Set exercise: Copy each line in the data that includes the word "product".
....
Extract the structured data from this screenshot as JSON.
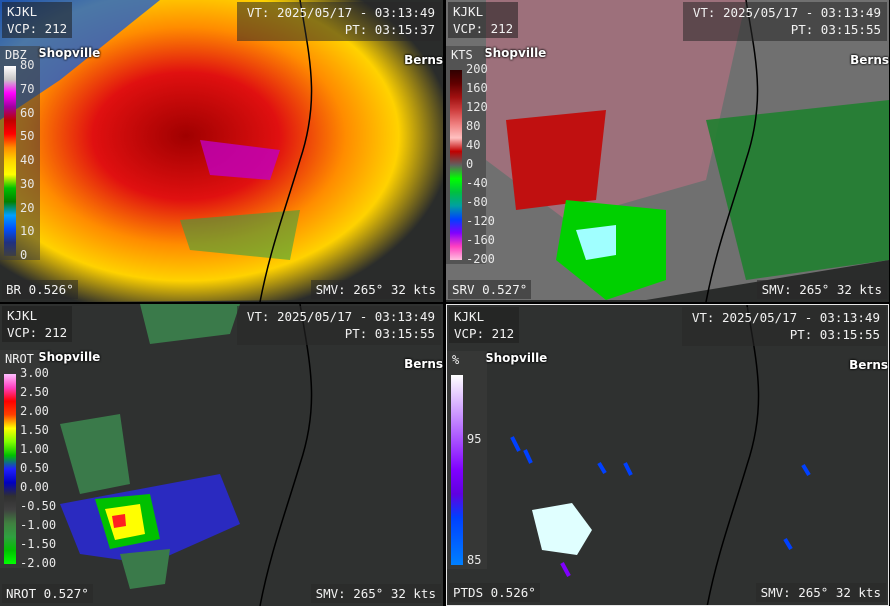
{
  "panels": [
    {
      "station": "KJKL",
      "vcp": "VCP: 212",
      "vt": "VT: 2025/05/17 - 03:13:49",
      "pt": "PT: 03:15:37",
      "product": "BR 0.526°",
      "smv": "SMV: 265° 32 kts",
      "city_left": "Shopville",
      "city_right": "Berns",
      "legend": {
        "unit": "DBZ",
        "ticks": [
          "80",
          "70",
          "60",
          "50",
          "40",
          "30",
          "20",
          "10",
          "0"
        ],
        "colors": [
          "#ffffff",
          "#c8c8c8",
          "#ff00ff",
          "#a000a0",
          "#c00000",
          "#ff0000",
          "#ff8c00",
          "#ffd700",
          "#ffff00",
          "#00c000",
          "#008000",
          "#00a0ff",
          "#0050ff",
          "#203080",
          "#404040"
        ]
      }
    },
    {
      "station": "KJKL",
      "vcp": "VCP: 212",
      "vt": "VT: 2025/05/17 - 03:13:49",
      "pt": "PT: 03:15:55",
      "product": "SRV 0.527°",
      "smv": "SMV: 265° 32 kts",
      "city_left": "Shopville",
      "city_right": "Berns",
      "legend": {
        "unit": "KTS",
        "ticks": [
          "200",
          "160",
          "120",
          "80",
          "40",
          "0",
          "-40",
          "-80",
          "-120",
          "-160",
          "-200"
        ],
        "colors": [
          "#300000",
          "#600000",
          "#a01010",
          "#d04040",
          "#f08080",
          "#ffc0c0",
          "#c00000",
          "#606060",
          "#00ff00",
          "#00c040",
          "#00a0a0",
          "#0040ff",
          "#8000ff",
          "#ff40c0",
          "#ffc0e0"
        ]
      }
    },
    {
      "station": "KJKL",
      "vcp": "VCP: 212",
      "vt": "VT: 2025/05/17 - 03:13:49",
      "pt": "PT: 03:15:55",
      "product": "NROT 0.527°",
      "smv": "SMV: 265° 32 kts",
      "city_left": "Shopville",
      "city_right": "Berns",
      "legend": {
        "unit": "NROT",
        "ticks": [
          "3.00",
          "2.50",
          "2.00",
          "1.50",
          "1.00",
          "0.50",
          "0.00",
          "-0.50",
          "-1.00",
          "-1.50",
          "-2.00"
        ],
        "colors": [
          "#ffc0ff",
          "#ff40c0",
          "#ff0000",
          "#ff4000",
          "#ffff00",
          "#80ff00",
          "#00c000",
          "#2020ff",
          "#0000c0",
          "#303030",
          "#404040",
          "#408040",
          "#30a040",
          "#00c000",
          "#00ff00"
        ]
      }
    },
    {
      "station": "KJKL",
      "vcp": "VCP: 212",
      "vt": "VT: 2025/05/17 - 03:13:49",
      "pt": "PT: 03:15:55",
      "product": "PTDS 0.526°",
      "smv": "SMV: 265° 32 kts",
      "city_left": "Shopville",
      "city_right": "Berns",
      "legend": {
        "unit": "%",
        "ticks": [
          "95",
          "85"
        ],
        "colors": [
          "#ffffff",
          "#e0c0ff",
          "#c080ff",
          "#a040ff",
          "#8000ff",
          "#6000e0",
          "#0040ff",
          "#0060ff",
          "#0080ff"
        ]
      }
    }
  ]
}
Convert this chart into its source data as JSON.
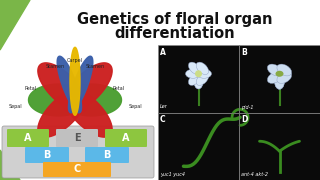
{
  "title_line1": "Genetics of floral organ",
  "title_line2": "differentiation",
  "title_fontsize": 10.5,
  "title_color": "#111111",
  "bg_color": "#ffffff",
  "green_color": "#7ab648",
  "A_color": "#8dc63f",
  "B_color": "#5bb8e8",
  "C_color": "#f5a623",
  "petal_red": "#cc2020",
  "petal_blue": "#3a5faa",
  "petal_yellow": "#e8b800",
  "petal_green": "#4a9e30",
  "photo_bg": "#0a0a0a",
  "photo_labels": [
    "A",
    "B",
    "C",
    "D"
  ],
  "photo_sublabels": [
    "Ler",
    "pid-1",
    "yuc1 yuc4",
    "ant-4 akt-2"
  ],
  "abc_bg": "#d0d0d0"
}
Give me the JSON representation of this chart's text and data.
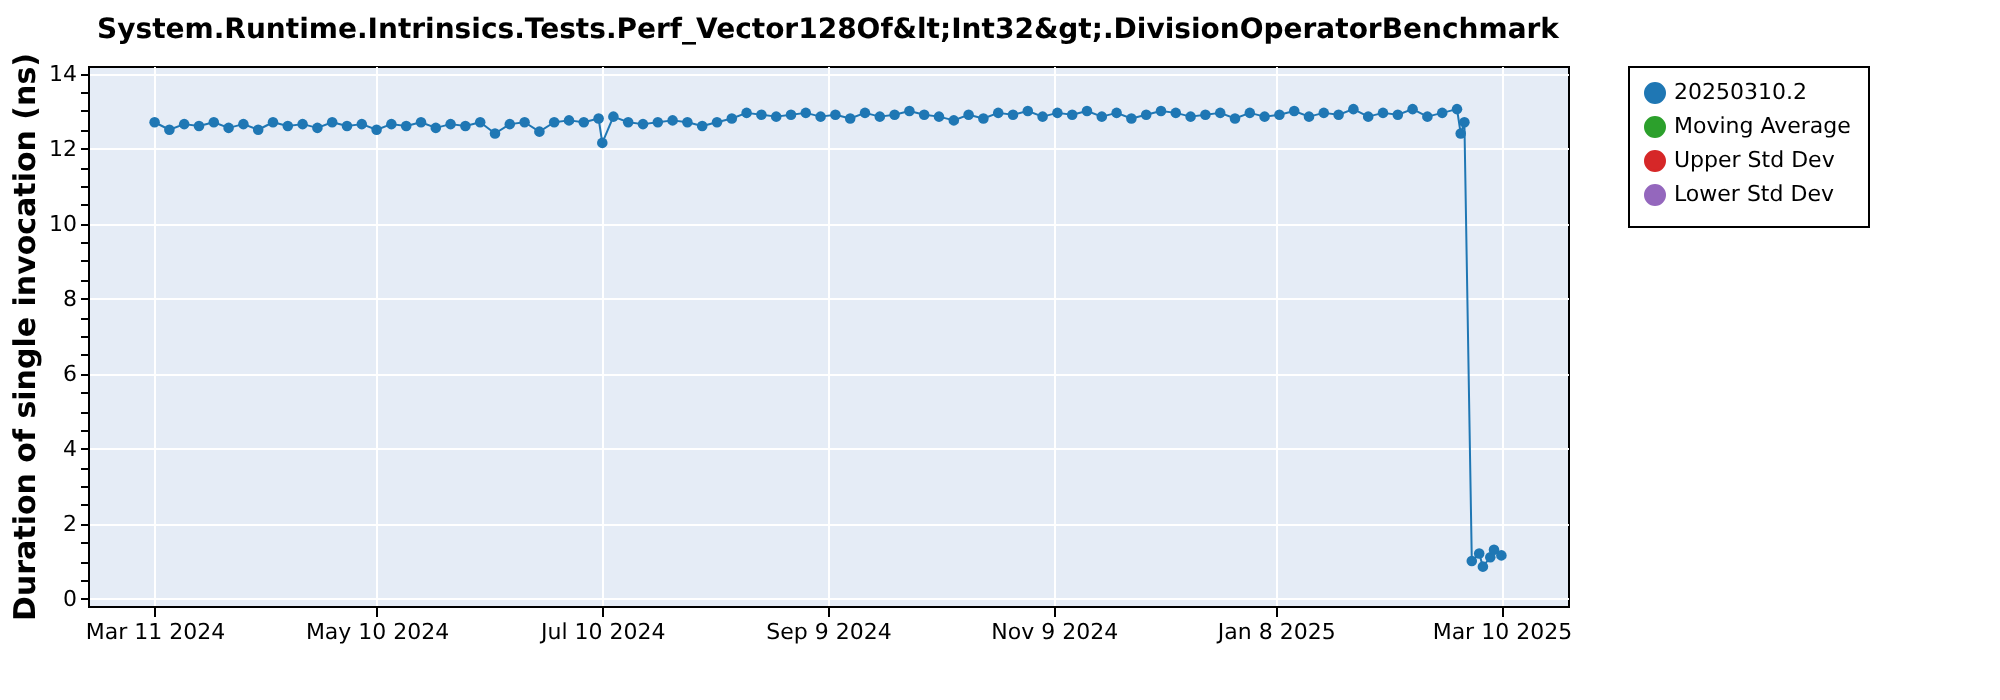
{
  "chart_data": {
    "type": "line",
    "title": "System.Runtime.Intrinsics.Tests.Perf_Vector128Of&lt;Int32&gt;.DivisionOperatorBenchmark",
    "ylabel": "Duration of single invocation (ns)",
    "xlim": [
      "2024-02-22",
      "2025-03-28"
    ],
    "xticks": [
      {
        "value": "2024-03-11",
        "label": "Mar 11 2024"
      },
      {
        "value": "2024-05-10",
        "label": "May 10 2024"
      },
      {
        "value": "2024-07-10",
        "label": "Jul 10 2024"
      },
      {
        "value": "2024-09-09",
        "label": "Sep 9 2024"
      },
      {
        "value": "2024-11-09",
        "label": "Nov 9 2024"
      },
      {
        "value": "2025-01-08",
        "label": "Jan 8 2025"
      },
      {
        "value": "2025-03-10",
        "label": "Mar 10 2025"
      }
    ],
    "ylim": [
      -0.2,
      14.2
    ],
    "yticks": [
      0,
      {
        "value": 0.5,
        "label": null
      },
      {
        "value": 1,
        "label": null
      },
      {
        "value": 1.5,
        "label": null
      },
      2,
      {
        "value": 2.5,
        "label": null
      },
      {
        "value": 3,
        "label": null
      },
      {
        "value": 3.5,
        "label": null
      },
      4,
      {
        "value": 4.5,
        "label": null
      },
      {
        "value": 5,
        "label": null
      },
      {
        "value": 5.5,
        "label": null
      },
      6,
      {
        "value": 6.5,
        "label": null
      },
      {
        "value": 7,
        "label": null
      },
      {
        "value": 7.5,
        "label": null
      },
      8,
      {
        "value": 8.5,
        "label": null
      },
      {
        "value": 9,
        "label": null
      },
      {
        "value": 9.5,
        "label": null
      },
      10,
      {
        "value": 10.5,
        "label": null
      },
      {
        "value": 11,
        "label": null
      },
      {
        "value": 11.5,
        "label": null
      },
      12,
      {
        "value": 12.5,
        "label": null
      },
      {
        "value": 13,
        "label": null
      },
      {
        "value": 13.5,
        "label": null
      },
      14
    ],
    "grid": true,
    "legend": "right",
    "marker": "circle",
    "line_style": "solid",
    "series": [
      {
        "name": "20250310.2",
        "color": "#1f77b4",
        "x": [
          "2024-03-11",
          "2024-03-15",
          "2024-03-19",
          "2024-03-23",
          "2024-03-27",
          "2024-03-31",
          "2024-04-04",
          "2024-04-08",
          "2024-04-12",
          "2024-04-16",
          "2024-04-20",
          "2024-04-24",
          "2024-04-28",
          "2024-05-02",
          "2024-05-06",
          "2024-05-10",
          "2024-05-14",
          "2024-05-18",
          "2024-05-22",
          "2024-05-26",
          "2024-05-30",
          "2024-06-03",
          "2024-06-07",
          "2024-06-11",
          "2024-06-15",
          "2024-06-19",
          "2024-06-23",
          "2024-06-27",
          "2024-07-01",
          "2024-07-05",
          "2024-07-09",
          "2024-07-10",
          "2024-07-13",
          "2024-07-17",
          "2024-07-21",
          "2024-07-25",
          "2024-07-29",
          "2024-08-02",
          "2024-08-06",
          "2024-08-10",
          "2024-08-14",
          "2024-08-18",
          "2024-08-22",
          "2024-08-26",
          "2024-08-30",
          "2024-09-03",
          "2024-09-07",
          "2024-09-11",
          "2024-09-15",
          "2024-09-19",
          "2024-09-23",
          "2024-09-27",
          "2024-10-01",
          "2024-10-05",
          "2024-10-09",
          "2024-10-13",
          "2024-10-17",
          "2024-10-21",
          "2024-10-25",
          "2024-10-29",
          "2024-11-02",
          "2024-11-06",
          "2024-11-10",
          "2024-11-14",
          "2024-11-18",
          "2024-11-22",
          "2024-11-26",
          "2024-11-30",
          "2024-12-04",
          "2024-12-08",
          "2024-12-12",
          "2024-12-16",
          "2024-12-20",
          "2024-12-24",
          "2024-12-28",
          "2025-01-01",
          "2025-01-05",
          "2025-01-09",
          "2025-01-13",
          "2025-01-17",
          "2025-01-21",
          "2025-01-25",
          "2025-01-29",
          "2025-02-02",
          "2025-02-06",
          "2025-02-10",
          "2025-02-14",
          "2025-02-18",
          "2025-02-22",
          "2025-02-26",
          "2025-02-27",
          "2025-02-28",
          "2025-03-02",
          "2025-03-04",
          "2025-03-05",
          "2025-03-07",
          "2025-03-08",
          "2025-03-10"
        ],
        "values": [
          12.7,
          12.5,
          12.65,
          12.6,
          12.7,
          12.55,
          12.65,
          12.5,
          12.7,
          12.6,
          12.65,
          12.55,
          12.7,
          12.6,
          12.65,
          12.5,
          12.65,
          12.6,
          12.7,
          12.55,
          12.65,
          12.6,
          12.7,
          12.4,
          12.65,
          12.7,
          12.45,
          12.7,
          12.75,
          12.7,
          12.8,
          12.15,
          12.85,
          12.7,
          12.65,
          12.7,
          12.75,
          12.7,
          12.6,
          12.7,
          12.8,
          12.95,
          12.9,
          12.85,
          12.9,
          12.95,
          12.85,
          12.9,
          12.8,
          12.95,
          12.85,
          12.9,
          13.0,
          12.9,
          12.85,
          12.75,
          12.9,
          12.8,
          12.95,
          12.9,
          13.0,
          12.85,
          12.95,
          12.9,
          13.0,
          12.85,
          12.95,
          12.8,
          12.9,
          13.0,
          12.95,
          12.85,
          12.9,
          12.95,
          12.8,
          12.95,
          12.85,
          12.9,
          13.0,
          12.85,
          12.95,
          12.9,
          13.05,
          12.85,
          12.95,
          12.9,
          13.05,
          12.85,
          12.95,
          13.05,
          12.4,
          12.7,
          1.0,
          1.2,
          0.85,
          1.1,
          1.3,
          1.15
        ]
      },
      {
        "name": "Moving Average",
        "color": "#2ca02c"
      },
      {
        "name": "Upper Std Dev",
        "color": "#d62728"
      },
      {
        "name": "Lower Std Dev",
        "color": "#9467bd"
      }
    ]
  }
}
....
Answer to this exercise:
      "product": "BR 0.526°",
      "product": "SRV 0.527°",
      "product": "NROT 0.527°",
      "product": "PTDS 0.526°",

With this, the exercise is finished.